(Stored items)
────────

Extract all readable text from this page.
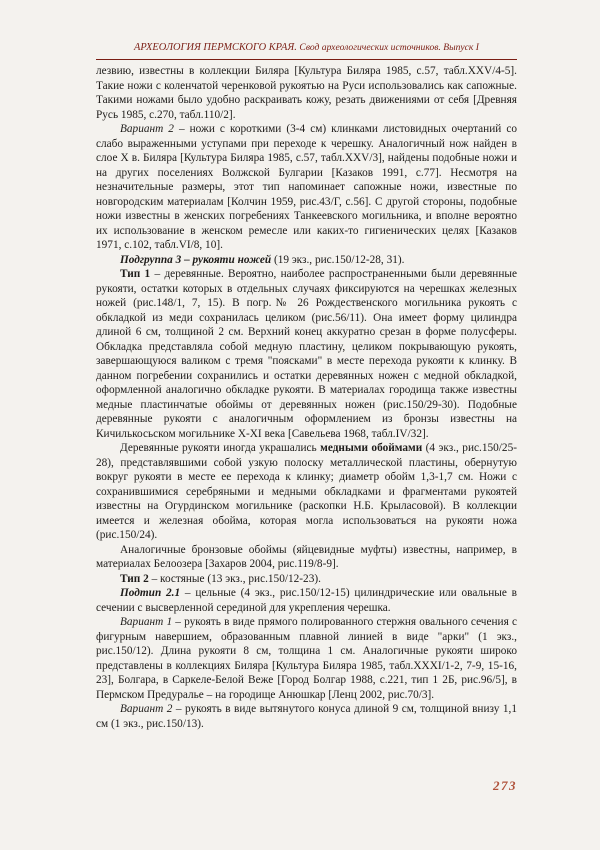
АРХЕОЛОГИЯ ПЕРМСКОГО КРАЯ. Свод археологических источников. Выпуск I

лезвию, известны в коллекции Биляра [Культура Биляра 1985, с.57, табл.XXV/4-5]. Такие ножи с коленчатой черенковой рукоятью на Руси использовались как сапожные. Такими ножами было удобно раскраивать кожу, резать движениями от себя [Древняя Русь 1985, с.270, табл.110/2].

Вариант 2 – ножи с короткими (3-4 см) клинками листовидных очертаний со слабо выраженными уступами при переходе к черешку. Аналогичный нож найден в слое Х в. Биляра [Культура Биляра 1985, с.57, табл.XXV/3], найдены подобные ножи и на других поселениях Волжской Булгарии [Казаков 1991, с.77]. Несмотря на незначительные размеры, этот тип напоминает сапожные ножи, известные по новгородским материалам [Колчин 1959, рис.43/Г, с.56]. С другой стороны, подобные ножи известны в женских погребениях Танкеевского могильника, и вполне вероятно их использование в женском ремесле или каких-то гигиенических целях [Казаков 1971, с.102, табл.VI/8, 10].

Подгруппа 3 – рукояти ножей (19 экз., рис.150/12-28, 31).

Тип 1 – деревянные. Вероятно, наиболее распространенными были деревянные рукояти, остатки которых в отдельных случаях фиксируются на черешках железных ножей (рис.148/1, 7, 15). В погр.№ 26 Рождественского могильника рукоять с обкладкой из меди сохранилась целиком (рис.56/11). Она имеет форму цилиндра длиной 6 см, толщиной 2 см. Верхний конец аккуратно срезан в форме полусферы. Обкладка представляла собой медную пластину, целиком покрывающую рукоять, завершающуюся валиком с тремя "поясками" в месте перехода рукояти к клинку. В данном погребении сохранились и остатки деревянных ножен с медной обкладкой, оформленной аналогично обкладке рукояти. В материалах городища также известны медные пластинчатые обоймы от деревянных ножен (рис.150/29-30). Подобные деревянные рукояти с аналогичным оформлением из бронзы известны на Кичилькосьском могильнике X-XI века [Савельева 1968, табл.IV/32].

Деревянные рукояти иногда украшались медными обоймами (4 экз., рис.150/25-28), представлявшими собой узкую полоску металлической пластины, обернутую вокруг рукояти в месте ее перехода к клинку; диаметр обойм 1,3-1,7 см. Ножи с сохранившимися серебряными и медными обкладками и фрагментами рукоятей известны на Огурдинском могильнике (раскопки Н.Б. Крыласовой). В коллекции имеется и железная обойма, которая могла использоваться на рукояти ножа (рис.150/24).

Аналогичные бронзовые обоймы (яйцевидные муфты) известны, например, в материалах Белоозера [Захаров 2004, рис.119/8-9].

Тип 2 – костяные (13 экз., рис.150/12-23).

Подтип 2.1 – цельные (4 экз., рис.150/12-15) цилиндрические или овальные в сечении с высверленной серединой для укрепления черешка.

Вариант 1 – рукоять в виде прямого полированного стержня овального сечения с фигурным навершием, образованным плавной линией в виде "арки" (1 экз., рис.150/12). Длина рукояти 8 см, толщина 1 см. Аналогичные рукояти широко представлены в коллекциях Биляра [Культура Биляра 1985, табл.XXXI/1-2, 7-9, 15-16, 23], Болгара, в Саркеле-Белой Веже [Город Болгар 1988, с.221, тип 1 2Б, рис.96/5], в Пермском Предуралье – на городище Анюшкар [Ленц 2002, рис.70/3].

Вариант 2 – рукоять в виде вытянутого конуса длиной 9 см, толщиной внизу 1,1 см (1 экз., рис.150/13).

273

────────

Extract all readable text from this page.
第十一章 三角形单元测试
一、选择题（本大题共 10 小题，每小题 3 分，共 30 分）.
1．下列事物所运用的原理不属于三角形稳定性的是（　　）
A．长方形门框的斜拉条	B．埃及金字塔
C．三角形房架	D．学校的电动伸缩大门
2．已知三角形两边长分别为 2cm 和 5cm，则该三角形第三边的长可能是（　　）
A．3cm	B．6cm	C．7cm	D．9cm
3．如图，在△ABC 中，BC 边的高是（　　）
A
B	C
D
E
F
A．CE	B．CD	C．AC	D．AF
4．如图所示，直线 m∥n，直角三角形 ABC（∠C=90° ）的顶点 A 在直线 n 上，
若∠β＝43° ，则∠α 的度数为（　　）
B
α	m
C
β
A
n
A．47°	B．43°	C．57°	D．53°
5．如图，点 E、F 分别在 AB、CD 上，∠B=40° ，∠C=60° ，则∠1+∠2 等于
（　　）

────────

TASK TO CARRY OUT: Find out how many lines in the listing contain the string "Аналогичные". Give the number alone.

SOLUTION TO THIS TASK: 2